## WHAT THE TASK ASKS
Copy all lines holding the word "between" from the entries.

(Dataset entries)
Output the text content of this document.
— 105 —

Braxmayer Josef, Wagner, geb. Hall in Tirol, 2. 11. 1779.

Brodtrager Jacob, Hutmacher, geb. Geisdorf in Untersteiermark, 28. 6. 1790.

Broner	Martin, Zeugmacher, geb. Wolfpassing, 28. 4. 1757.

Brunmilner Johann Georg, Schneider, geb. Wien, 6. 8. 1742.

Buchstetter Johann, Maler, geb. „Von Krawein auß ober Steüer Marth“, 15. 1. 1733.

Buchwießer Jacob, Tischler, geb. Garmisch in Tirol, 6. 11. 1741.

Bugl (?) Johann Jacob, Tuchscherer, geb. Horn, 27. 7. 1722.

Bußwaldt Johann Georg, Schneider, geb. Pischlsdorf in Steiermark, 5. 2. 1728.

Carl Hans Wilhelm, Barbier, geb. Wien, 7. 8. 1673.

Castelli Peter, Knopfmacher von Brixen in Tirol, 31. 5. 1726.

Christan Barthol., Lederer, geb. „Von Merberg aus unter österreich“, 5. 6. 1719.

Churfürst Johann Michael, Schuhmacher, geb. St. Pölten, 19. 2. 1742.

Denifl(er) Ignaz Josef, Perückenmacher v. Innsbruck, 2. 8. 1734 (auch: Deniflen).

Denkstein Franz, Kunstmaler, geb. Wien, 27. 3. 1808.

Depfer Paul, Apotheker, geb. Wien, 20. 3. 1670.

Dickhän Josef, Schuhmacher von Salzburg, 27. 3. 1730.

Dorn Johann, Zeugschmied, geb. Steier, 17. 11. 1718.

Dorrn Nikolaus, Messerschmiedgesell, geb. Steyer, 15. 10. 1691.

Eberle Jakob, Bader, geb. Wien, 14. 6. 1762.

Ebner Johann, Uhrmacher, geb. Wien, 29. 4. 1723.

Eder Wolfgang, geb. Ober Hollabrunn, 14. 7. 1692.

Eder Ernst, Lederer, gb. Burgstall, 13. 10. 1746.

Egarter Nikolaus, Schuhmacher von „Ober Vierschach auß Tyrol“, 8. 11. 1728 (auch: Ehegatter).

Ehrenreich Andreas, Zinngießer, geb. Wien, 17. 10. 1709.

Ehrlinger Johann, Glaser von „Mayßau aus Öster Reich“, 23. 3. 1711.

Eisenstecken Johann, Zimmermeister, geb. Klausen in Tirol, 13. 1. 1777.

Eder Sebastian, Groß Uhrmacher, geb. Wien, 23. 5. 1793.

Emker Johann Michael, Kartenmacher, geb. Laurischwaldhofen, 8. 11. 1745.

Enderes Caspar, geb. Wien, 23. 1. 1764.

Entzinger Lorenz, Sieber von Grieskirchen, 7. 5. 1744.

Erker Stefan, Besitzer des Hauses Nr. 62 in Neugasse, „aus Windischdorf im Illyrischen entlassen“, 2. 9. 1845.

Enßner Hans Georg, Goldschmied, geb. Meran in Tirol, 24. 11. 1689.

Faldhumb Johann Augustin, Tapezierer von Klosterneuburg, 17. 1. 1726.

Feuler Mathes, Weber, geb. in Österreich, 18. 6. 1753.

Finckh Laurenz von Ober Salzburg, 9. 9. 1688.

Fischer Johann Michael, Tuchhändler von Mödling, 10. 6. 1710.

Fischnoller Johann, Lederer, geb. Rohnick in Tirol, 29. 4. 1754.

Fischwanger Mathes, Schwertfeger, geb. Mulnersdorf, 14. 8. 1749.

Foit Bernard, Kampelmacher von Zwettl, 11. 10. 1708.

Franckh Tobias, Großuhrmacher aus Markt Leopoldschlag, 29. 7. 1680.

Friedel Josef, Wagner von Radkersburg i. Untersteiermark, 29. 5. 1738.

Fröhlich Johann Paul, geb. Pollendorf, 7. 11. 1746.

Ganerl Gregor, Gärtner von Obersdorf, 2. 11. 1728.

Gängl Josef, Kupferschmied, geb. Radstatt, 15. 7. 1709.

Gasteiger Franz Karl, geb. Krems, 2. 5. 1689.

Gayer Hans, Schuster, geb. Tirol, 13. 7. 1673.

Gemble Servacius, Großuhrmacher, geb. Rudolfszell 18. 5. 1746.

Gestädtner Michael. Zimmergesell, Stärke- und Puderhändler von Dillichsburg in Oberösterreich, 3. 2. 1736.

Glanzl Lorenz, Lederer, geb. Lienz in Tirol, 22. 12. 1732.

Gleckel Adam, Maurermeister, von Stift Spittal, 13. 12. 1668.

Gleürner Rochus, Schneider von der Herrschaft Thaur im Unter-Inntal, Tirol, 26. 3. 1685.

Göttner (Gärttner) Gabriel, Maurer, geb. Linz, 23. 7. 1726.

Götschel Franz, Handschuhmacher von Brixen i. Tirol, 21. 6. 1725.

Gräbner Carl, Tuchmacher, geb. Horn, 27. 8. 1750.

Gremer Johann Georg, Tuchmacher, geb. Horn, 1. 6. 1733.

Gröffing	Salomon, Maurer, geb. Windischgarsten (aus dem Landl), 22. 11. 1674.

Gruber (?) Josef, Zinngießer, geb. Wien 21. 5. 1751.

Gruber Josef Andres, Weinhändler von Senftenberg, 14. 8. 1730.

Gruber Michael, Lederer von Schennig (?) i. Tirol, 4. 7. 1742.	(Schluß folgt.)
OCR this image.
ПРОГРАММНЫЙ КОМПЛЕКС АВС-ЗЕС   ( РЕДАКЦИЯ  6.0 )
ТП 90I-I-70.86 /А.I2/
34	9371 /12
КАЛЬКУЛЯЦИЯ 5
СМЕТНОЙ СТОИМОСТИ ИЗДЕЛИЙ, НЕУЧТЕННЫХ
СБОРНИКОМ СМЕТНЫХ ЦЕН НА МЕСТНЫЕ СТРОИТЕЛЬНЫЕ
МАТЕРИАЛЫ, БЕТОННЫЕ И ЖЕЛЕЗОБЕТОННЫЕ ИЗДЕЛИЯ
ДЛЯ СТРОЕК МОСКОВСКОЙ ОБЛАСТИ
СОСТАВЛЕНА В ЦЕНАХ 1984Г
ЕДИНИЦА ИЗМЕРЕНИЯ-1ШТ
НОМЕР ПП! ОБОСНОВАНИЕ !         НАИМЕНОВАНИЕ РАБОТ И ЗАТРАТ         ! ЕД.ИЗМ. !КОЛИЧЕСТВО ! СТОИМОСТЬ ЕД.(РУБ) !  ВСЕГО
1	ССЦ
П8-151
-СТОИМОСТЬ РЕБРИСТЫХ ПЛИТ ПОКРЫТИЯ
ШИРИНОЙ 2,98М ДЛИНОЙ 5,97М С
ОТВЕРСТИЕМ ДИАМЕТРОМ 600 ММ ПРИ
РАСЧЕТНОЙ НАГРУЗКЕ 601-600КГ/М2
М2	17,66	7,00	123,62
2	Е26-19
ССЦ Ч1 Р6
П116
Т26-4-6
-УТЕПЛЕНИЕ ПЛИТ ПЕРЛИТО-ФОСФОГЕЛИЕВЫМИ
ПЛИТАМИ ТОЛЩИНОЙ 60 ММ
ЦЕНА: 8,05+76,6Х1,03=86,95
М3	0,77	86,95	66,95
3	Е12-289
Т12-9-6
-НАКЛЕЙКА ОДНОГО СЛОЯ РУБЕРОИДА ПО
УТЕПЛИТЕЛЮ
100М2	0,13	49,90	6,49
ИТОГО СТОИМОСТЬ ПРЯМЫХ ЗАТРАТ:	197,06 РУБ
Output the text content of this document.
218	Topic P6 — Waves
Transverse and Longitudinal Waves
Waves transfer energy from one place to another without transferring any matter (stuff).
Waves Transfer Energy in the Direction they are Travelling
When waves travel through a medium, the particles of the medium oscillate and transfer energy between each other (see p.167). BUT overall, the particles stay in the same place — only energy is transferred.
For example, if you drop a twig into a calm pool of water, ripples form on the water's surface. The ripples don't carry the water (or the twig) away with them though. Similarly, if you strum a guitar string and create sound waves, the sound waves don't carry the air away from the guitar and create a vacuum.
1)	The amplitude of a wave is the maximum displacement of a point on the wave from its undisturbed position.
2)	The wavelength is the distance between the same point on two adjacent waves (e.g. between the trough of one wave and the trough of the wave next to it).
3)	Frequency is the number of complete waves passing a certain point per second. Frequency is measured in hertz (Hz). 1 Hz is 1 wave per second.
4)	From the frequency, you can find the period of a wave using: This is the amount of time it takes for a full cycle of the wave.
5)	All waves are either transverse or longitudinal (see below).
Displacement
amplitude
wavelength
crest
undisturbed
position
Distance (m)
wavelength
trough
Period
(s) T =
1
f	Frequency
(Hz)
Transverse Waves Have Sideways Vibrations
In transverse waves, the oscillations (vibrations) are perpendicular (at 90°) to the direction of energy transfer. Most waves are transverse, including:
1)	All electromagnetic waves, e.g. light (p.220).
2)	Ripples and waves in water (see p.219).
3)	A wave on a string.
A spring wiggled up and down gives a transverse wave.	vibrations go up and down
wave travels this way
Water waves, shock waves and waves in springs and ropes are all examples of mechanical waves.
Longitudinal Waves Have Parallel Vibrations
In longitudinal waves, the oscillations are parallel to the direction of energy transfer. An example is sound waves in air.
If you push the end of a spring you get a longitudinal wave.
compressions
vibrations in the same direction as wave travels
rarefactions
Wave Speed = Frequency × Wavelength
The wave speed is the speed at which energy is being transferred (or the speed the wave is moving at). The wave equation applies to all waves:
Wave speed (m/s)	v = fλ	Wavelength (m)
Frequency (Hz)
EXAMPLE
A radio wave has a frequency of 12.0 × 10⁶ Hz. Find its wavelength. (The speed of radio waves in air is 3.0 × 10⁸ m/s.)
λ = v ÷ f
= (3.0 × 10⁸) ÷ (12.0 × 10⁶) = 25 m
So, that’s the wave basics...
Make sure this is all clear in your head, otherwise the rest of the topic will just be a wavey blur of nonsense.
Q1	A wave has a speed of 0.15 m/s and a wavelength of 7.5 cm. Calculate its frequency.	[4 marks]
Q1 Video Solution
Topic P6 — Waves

## THE COMPLETED TASK
When waves travel through a medium, the particles of the medium oscillate and transfer energy between each other (see p.167). BUT overall, the particles stay in the same place — only energy is transferred.
2)	The wavelength is the distance between the same point on two adjacent waves (e.g. between the trough of one wave and the trough of the wave next to it).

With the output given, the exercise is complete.